* [EXERCISE]: Write the data below out exactly as it stands. Do not include the pictures.

* [RECORDS]:

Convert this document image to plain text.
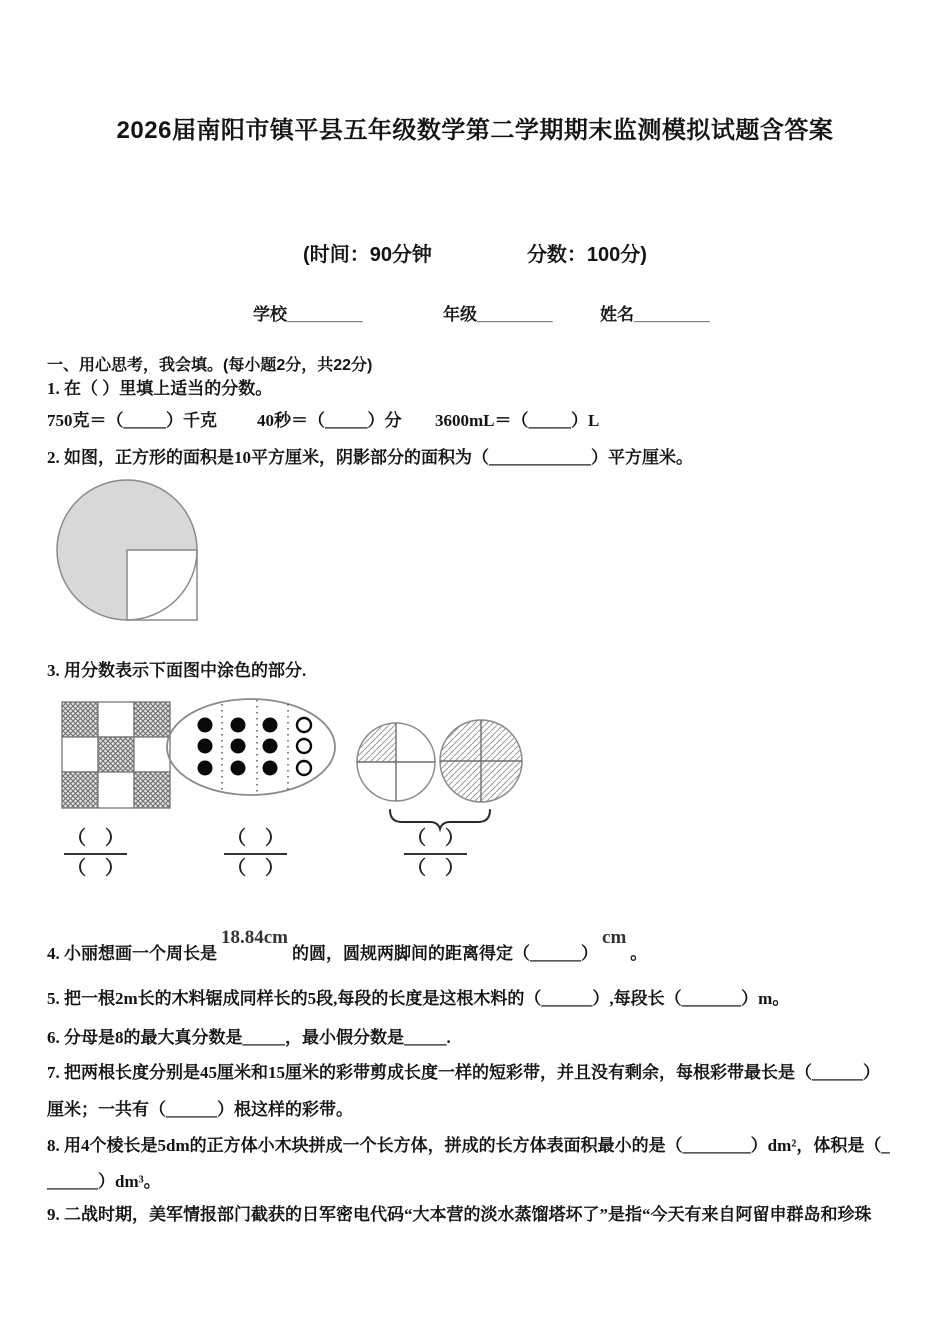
2026届南阳市镇平县五年级数学第二学期期末监测模拟试题含答案
(时间：90分钟	分数：100分)
学校________	年级________	姓名________
一、用心思考，我会填。(每小题2分，共22分)
1. 在（ ）里填上适当的分数。
750克＝（_____）千克 40秒＝（_____）分 3600mL＝（_____）L
2. 如图，正方形的面积是10平方厘米，阴影部分的面积为（____________）平方厘米。
3. 用分数表示下面图中涂色的部分.
（　）
（　）
（　）
（　）
（　）
（　）
4. 小丽想画一个周长是18.84cm的圆，圆规两脚间的距离得定（______）cm。
5. 把一根2m长的木料锯成同样长的5段,每段的长度是这根木料的（______）,每段长（_______）m。
6. 分母是8的最大真分数是_____，最小假分数是_____.
7. 把两根长度分别是45厘米和15厘米的彩带剪成长度一样的短彩带，并且没有剩余，每根彩带最长是（______）
厘米；一共有（______）根这样的彩带。
8. 用4个棱长是5dm的正方体小木块拼成一个长方体，拼成的长方体表面积最小的是（________）dm²，体积是（_
______）dm³。
9. 二战时期，美军情报部门截获的日军密电代码“大本营的淡水蒸馏塔坏了”是指“今天有来自阿留申群岛和珍珠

* [FINAL ANSWER]:
Convert this document image to plain text.
2026届南阳市镇平县五年级数学第二学期期末监测模拟试题含答案
(时间：90分钟	分数：100分)
学校________	年级________	姓名________
一、用心思考，我会填。(每小题2分，共22分)
1. 在（ ）里填上适当的分数。
750克＝（_____）千克 40秒＝（_____）分 3600mL＝（_____）L
2. 如图，正方形的面积是10平方厘米，阴影部分的面积为（____________）平方厘米。
3. 用分数表示下面图中涂色的部分.
（　）
（　）
（　）
（　）
（　）
（　）
4. 小丽想画一个周长是18.84cm的圆，圆规两脚间的距离得定（______）cm。
5. 把一根2m长的木料锯成同样长的5段,每段的长度是这根木料的（______）,每段长（_______）m。
6. 分母是8的最大真分数是_____，最小假分数是_____.
7. 把两根长度分别是45厘米和15厘米的彩带剪成长度一样的短彩带，并且没有剩余，每根彩带最长是（______）
厘米；一共有（______）根这样的彩带。
8. 用4个棱长是5dm的正方体小木块拼成一个长方体，拼成的长方体表面积最小的是（________）dm²，体积是（_
______）dm³。
9. 二战时期，美军情报部门截获的日军密电代码“大本营的淡水蒸馏塔坏了”是指“今天有来自阿留申群岛和珍珠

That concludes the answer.